** start of Material for the task **
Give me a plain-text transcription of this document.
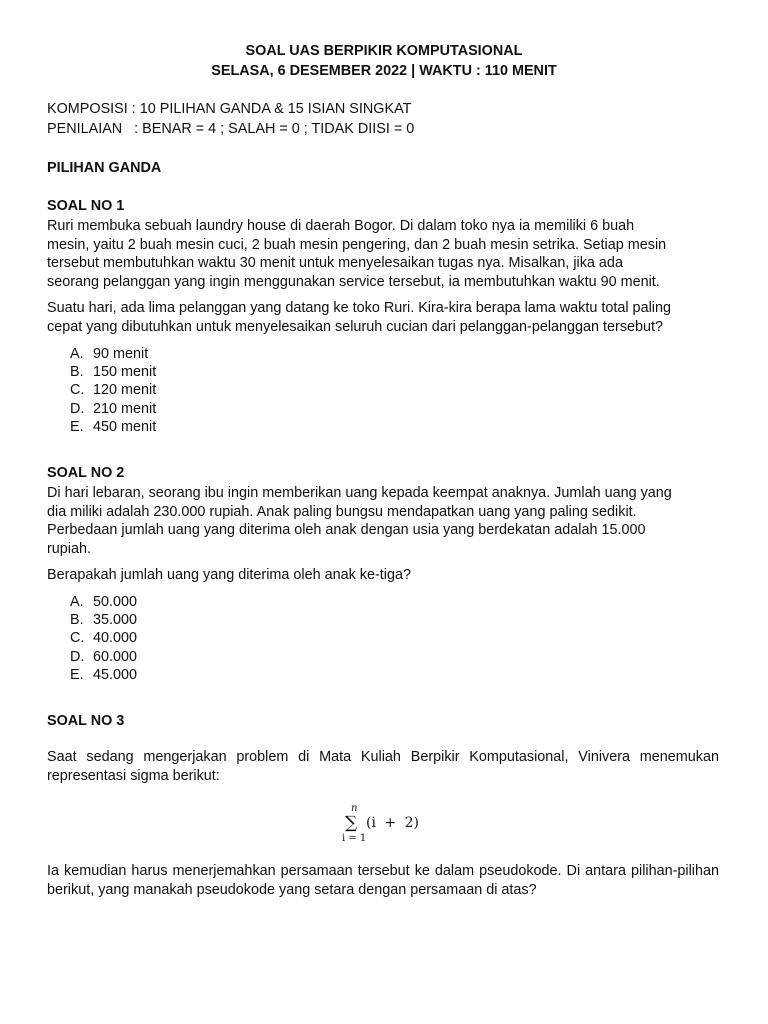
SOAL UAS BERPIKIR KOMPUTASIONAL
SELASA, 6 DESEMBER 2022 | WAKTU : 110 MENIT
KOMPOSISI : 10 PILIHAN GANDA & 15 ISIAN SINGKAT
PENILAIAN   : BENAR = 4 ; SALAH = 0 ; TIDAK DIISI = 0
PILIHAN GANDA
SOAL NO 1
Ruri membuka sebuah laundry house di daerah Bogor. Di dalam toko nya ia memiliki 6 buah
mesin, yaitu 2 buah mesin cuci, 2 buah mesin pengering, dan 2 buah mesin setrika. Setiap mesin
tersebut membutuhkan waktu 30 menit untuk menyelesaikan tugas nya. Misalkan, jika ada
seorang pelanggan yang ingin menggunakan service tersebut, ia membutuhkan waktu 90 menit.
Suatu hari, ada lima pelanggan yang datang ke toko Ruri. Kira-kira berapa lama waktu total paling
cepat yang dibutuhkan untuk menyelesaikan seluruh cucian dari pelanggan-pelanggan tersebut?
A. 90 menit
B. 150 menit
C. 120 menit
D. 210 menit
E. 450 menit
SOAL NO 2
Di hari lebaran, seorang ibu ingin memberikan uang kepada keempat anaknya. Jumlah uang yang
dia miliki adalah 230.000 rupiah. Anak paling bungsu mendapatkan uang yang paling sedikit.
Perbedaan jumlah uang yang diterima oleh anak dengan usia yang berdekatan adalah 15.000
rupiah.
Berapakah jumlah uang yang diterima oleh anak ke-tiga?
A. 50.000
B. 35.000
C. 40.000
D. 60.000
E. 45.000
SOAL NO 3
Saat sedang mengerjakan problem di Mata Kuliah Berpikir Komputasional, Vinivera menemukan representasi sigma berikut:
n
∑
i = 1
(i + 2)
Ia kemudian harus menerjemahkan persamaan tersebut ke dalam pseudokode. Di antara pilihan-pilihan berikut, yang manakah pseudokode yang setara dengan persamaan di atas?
** end of Material for the task **
** start of Material for the task **
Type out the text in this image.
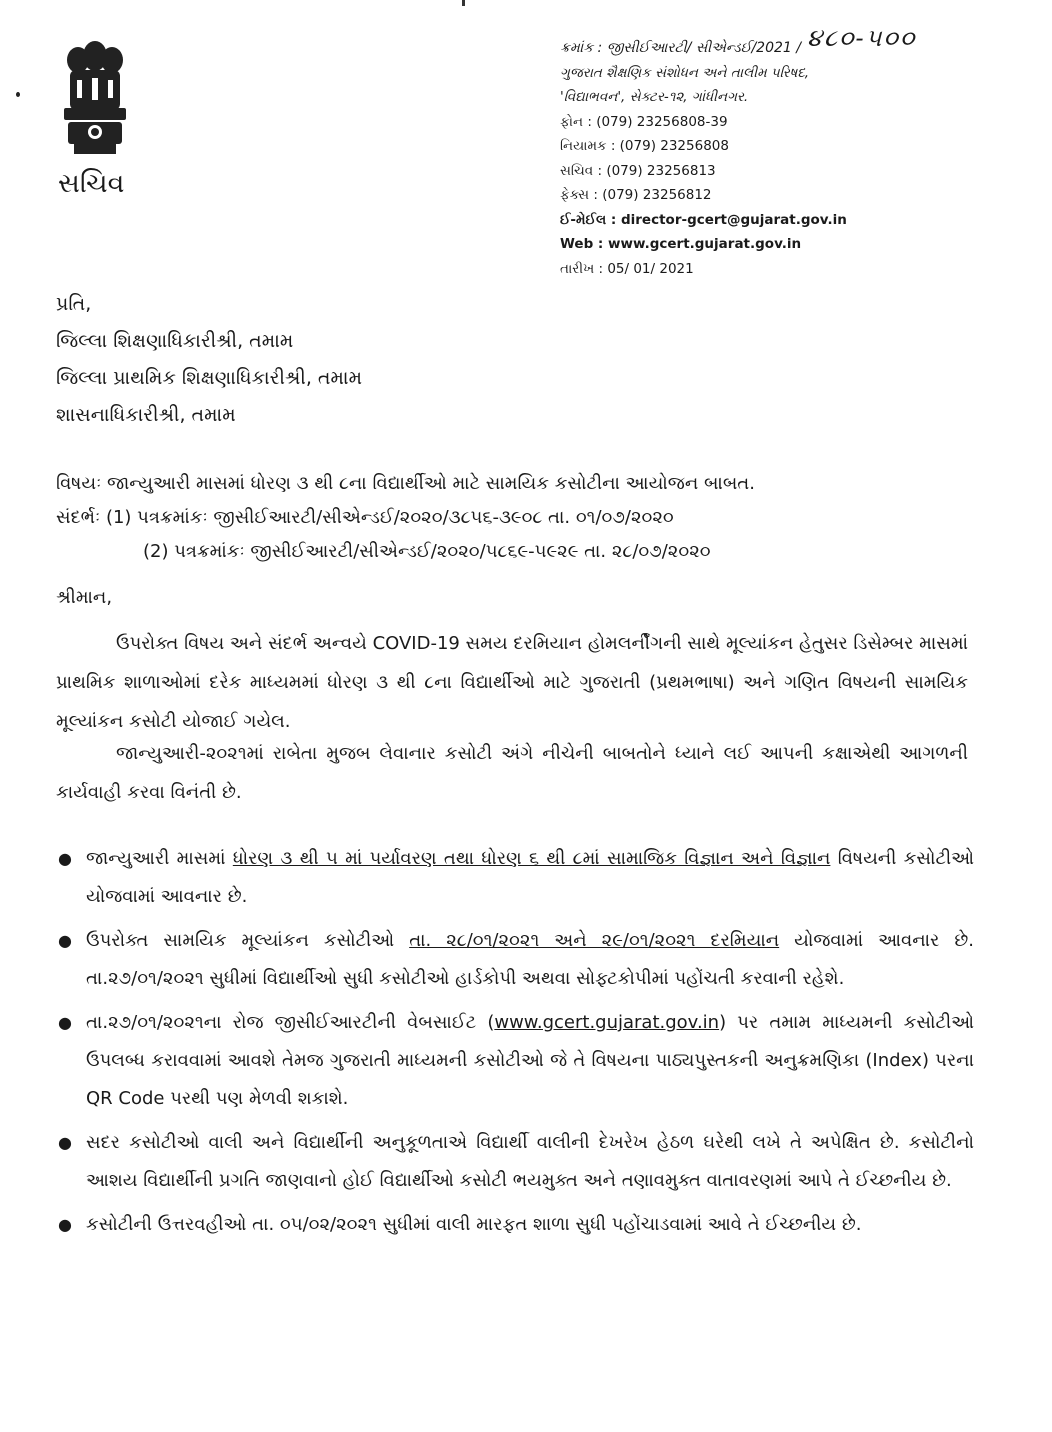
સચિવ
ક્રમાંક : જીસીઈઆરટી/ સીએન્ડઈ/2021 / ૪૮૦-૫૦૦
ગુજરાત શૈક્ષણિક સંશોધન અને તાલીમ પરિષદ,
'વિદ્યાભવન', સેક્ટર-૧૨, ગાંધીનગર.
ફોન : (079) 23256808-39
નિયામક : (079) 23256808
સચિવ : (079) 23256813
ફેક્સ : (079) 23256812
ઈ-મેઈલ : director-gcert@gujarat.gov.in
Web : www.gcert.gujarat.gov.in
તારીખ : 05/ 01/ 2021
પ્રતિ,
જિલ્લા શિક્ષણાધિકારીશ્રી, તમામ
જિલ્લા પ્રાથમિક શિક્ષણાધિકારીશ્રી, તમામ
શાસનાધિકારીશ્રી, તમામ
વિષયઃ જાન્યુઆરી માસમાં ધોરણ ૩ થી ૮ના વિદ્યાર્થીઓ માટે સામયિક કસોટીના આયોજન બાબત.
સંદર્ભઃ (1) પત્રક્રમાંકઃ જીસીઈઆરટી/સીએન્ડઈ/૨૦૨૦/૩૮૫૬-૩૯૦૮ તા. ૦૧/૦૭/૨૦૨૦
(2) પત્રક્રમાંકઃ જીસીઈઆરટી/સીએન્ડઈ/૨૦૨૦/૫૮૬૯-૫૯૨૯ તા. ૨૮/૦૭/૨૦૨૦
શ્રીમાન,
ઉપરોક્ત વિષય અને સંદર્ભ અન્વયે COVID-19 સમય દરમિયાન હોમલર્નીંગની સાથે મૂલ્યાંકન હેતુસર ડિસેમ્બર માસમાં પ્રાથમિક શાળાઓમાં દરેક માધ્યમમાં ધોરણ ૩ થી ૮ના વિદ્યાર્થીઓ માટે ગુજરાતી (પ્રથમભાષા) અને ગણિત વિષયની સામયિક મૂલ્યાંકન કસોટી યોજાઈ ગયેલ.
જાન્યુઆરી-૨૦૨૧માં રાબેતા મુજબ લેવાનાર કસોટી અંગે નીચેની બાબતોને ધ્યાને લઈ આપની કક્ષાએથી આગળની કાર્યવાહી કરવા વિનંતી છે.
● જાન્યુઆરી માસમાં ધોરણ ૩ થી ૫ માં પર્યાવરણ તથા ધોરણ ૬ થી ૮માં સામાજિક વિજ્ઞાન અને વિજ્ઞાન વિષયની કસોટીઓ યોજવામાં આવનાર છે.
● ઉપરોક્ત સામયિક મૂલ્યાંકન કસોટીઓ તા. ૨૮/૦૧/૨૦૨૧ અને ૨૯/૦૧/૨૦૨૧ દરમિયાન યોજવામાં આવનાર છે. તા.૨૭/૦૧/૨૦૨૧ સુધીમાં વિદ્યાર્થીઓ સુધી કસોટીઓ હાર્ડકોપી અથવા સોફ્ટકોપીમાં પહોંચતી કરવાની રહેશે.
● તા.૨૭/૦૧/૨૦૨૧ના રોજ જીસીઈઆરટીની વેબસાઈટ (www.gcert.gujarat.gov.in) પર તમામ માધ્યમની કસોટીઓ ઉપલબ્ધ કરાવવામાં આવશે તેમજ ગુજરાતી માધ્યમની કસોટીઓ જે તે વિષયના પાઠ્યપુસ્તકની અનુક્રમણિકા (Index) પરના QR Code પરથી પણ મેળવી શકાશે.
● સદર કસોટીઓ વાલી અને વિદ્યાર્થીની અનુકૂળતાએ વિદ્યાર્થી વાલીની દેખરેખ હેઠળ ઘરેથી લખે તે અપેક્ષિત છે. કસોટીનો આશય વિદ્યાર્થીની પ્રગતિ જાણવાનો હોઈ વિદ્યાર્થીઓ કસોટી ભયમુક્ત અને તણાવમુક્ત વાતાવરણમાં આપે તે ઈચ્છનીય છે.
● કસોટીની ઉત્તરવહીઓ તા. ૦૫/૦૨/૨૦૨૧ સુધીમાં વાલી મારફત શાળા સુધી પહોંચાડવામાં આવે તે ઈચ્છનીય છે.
** end of Material for the task **
** start of Material for the task **
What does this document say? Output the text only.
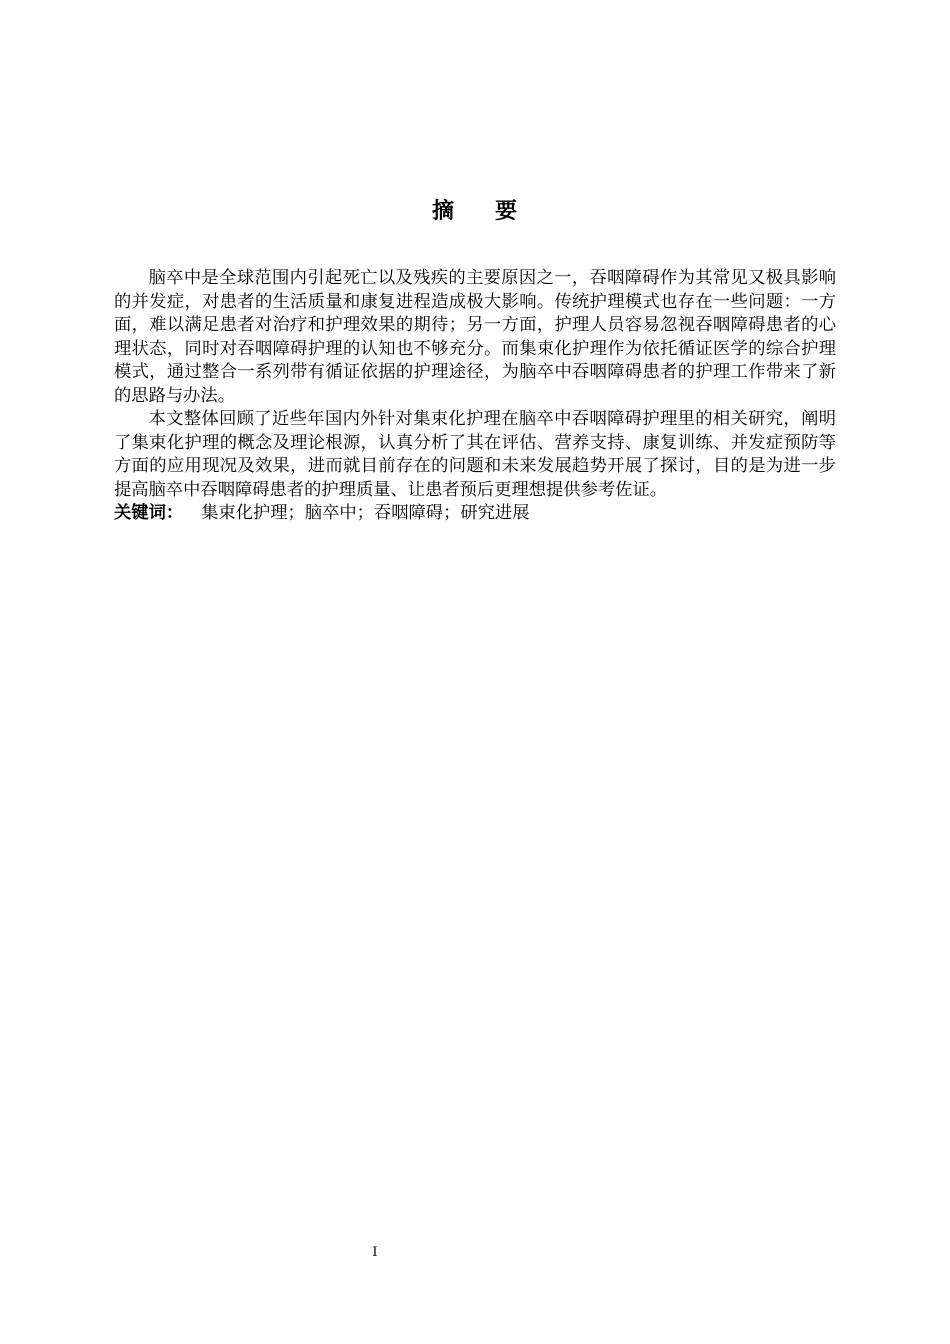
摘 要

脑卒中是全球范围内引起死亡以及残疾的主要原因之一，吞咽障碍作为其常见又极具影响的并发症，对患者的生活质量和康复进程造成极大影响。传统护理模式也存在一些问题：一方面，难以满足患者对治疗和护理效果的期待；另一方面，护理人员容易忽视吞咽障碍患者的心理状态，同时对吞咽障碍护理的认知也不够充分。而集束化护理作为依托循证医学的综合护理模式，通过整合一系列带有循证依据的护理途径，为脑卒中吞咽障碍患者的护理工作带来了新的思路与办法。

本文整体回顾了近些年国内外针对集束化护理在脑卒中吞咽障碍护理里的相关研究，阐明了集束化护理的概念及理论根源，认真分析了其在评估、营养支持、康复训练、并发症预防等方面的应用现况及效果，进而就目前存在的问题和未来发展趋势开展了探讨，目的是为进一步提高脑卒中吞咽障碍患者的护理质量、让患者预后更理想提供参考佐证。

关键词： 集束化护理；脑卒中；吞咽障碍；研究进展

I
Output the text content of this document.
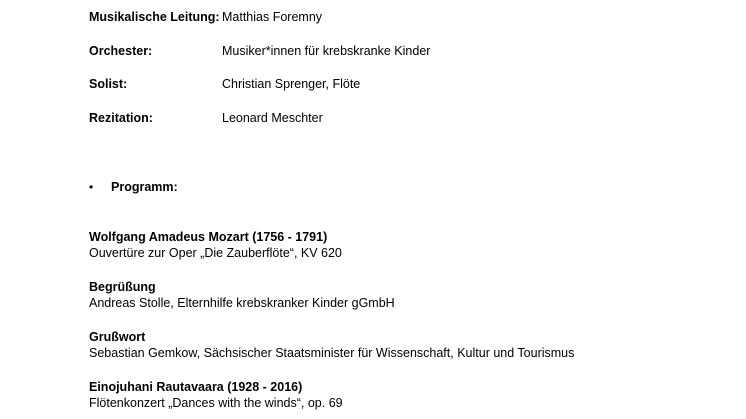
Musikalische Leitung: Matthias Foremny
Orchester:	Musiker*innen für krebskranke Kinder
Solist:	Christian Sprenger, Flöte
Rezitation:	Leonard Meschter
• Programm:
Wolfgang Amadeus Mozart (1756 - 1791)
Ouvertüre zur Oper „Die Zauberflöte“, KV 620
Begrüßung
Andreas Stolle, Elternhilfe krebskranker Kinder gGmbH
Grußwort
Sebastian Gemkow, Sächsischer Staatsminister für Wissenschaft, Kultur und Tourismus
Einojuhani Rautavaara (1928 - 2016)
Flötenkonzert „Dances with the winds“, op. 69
** end of Material for the task **
> _Set task_
Copy each line of the listing that holds the word "Kinder".

> _Expected answer_
Orchester:	Musiker*innen für krebskranke Kinder
Andreas Stolle, Elternhilfe krebskranker Kinder gGmbH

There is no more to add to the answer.